start
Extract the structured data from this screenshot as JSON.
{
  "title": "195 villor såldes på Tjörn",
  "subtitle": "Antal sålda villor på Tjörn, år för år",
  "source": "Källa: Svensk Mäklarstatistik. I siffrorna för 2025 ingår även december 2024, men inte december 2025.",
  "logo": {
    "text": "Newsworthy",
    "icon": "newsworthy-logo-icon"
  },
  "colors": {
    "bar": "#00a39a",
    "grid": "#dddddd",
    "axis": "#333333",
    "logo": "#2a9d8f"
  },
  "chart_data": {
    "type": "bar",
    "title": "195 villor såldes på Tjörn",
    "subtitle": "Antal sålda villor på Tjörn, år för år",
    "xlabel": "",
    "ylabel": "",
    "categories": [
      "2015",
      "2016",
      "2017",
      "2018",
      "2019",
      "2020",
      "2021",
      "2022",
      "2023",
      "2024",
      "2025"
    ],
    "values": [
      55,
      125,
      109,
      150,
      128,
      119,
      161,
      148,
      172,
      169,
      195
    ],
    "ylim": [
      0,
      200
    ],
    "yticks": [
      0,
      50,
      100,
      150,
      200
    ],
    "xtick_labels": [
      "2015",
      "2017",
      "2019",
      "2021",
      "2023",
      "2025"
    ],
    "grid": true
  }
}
end
start
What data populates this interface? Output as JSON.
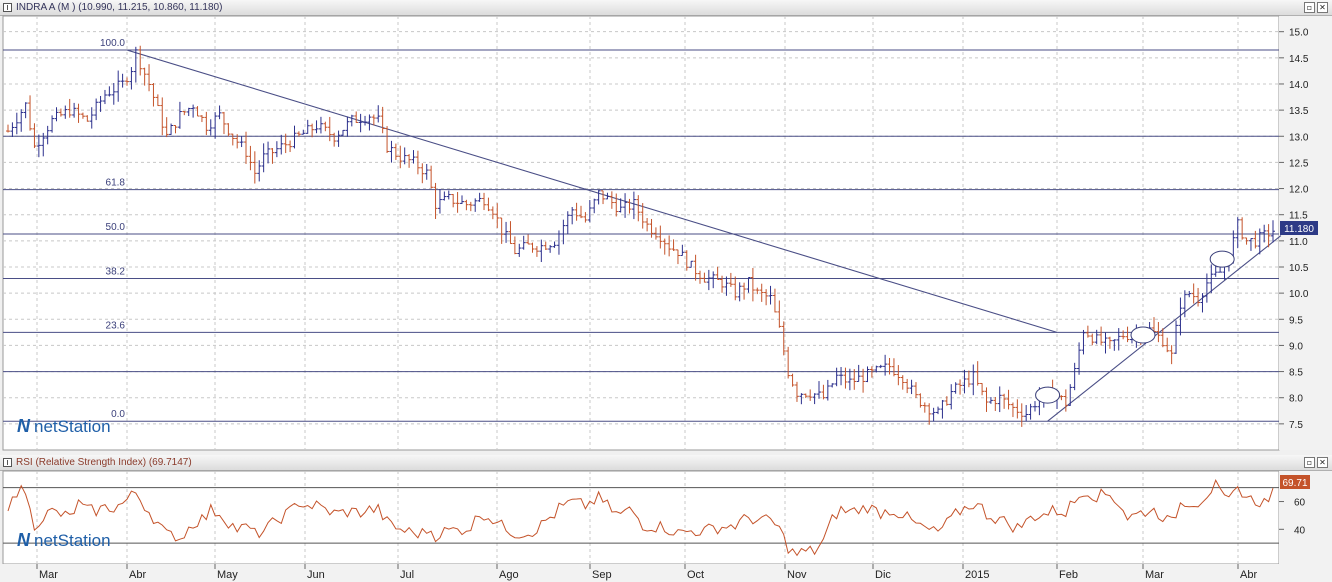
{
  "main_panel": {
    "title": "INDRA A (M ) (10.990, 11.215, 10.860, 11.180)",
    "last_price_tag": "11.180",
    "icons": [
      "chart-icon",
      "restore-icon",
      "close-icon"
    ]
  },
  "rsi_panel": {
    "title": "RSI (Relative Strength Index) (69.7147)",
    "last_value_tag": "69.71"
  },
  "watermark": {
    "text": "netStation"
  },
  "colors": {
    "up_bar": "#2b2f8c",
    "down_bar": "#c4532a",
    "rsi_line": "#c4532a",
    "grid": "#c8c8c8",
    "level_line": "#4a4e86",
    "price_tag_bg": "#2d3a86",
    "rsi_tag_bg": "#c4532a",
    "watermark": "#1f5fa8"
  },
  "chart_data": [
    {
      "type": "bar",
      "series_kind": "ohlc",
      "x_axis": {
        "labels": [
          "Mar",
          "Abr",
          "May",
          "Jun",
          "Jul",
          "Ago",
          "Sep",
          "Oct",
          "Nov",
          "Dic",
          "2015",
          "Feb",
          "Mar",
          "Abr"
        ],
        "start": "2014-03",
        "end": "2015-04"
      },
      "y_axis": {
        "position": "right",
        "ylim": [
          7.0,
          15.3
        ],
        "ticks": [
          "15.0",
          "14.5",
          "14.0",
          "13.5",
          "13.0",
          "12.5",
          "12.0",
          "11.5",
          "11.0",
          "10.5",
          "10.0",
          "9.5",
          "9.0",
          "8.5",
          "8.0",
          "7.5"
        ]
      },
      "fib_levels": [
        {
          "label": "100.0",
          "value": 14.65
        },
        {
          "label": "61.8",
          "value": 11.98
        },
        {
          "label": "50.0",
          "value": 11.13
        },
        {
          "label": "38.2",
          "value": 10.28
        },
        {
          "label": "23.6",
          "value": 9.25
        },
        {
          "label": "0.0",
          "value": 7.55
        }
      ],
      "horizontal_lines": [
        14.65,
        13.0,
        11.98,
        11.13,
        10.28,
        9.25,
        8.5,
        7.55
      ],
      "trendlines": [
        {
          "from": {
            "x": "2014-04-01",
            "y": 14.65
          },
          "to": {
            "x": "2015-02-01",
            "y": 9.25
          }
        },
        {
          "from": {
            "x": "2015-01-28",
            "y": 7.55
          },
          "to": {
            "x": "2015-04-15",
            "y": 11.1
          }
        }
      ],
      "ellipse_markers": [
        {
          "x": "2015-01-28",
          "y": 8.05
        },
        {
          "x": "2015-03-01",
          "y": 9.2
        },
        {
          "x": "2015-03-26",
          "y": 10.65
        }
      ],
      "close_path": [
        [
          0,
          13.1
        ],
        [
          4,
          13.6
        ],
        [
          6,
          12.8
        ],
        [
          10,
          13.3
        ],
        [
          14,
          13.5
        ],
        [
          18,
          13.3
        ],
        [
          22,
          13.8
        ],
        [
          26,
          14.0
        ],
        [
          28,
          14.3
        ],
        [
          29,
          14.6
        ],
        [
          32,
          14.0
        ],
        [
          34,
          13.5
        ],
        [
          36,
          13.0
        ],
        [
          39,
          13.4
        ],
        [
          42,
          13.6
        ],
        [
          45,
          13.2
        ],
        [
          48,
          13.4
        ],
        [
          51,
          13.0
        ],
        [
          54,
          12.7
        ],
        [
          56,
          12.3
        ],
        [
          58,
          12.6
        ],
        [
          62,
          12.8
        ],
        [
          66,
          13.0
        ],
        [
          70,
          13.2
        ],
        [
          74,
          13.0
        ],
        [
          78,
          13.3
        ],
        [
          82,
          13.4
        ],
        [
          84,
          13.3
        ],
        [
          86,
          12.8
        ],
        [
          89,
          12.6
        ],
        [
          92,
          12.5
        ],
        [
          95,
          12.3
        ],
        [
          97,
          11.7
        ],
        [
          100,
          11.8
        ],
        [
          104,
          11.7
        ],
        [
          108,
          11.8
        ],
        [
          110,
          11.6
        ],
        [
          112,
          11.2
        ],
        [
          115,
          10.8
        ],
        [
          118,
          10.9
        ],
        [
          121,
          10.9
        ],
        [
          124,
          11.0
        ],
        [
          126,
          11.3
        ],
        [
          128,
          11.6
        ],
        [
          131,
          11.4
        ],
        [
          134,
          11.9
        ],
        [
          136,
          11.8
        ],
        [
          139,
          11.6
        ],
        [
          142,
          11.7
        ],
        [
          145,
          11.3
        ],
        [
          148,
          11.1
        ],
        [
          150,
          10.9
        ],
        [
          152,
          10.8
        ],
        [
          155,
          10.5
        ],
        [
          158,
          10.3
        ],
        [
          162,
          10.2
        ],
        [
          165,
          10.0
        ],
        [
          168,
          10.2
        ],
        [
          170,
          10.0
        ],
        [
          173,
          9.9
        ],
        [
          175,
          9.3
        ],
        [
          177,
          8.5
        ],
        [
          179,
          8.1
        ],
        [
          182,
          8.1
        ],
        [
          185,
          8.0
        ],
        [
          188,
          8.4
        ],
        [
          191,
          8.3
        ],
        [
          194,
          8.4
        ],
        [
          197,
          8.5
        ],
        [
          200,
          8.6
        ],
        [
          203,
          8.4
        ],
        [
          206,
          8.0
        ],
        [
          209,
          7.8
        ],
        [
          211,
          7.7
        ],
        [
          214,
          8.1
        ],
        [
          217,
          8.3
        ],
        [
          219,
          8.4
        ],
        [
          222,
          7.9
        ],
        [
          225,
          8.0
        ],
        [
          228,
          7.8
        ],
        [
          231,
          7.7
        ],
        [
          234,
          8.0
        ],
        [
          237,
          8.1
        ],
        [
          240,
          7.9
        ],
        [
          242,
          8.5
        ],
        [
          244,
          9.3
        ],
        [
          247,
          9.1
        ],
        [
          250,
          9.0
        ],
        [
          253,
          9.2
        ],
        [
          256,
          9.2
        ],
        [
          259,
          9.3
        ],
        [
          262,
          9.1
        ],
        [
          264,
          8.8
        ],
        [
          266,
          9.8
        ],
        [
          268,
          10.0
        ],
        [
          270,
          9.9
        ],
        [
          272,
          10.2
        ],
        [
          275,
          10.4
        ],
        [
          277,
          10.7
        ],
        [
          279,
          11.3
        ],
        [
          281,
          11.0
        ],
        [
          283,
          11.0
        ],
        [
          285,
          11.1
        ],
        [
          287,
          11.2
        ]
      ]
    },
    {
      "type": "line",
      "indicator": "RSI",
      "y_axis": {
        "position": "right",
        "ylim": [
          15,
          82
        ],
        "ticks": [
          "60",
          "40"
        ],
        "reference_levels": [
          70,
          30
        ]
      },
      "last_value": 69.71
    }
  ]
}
end
start
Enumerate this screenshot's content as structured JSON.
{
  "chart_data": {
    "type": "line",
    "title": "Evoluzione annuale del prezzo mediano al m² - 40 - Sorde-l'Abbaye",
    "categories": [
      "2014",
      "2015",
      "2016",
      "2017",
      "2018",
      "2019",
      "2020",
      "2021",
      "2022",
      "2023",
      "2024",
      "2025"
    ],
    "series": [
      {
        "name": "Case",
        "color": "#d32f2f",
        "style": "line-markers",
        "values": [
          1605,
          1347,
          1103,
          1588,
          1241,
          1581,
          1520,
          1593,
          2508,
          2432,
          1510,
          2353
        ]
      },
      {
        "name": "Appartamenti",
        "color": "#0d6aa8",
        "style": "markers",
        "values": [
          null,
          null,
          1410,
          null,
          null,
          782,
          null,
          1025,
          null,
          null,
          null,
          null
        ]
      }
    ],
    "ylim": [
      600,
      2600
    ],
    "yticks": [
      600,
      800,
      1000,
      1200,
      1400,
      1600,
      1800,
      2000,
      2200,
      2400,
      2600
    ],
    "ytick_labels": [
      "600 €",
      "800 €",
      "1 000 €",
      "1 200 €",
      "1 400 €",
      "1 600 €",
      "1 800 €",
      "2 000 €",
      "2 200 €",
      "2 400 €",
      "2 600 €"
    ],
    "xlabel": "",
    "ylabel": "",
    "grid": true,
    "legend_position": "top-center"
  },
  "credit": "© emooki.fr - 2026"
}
end
Required work: Look through the listing and extract every line with "såldes" in it.

Solution:
  "title": "195 villor såldes på Tjörn",
    "title": "195 villor såldes på Tjörn",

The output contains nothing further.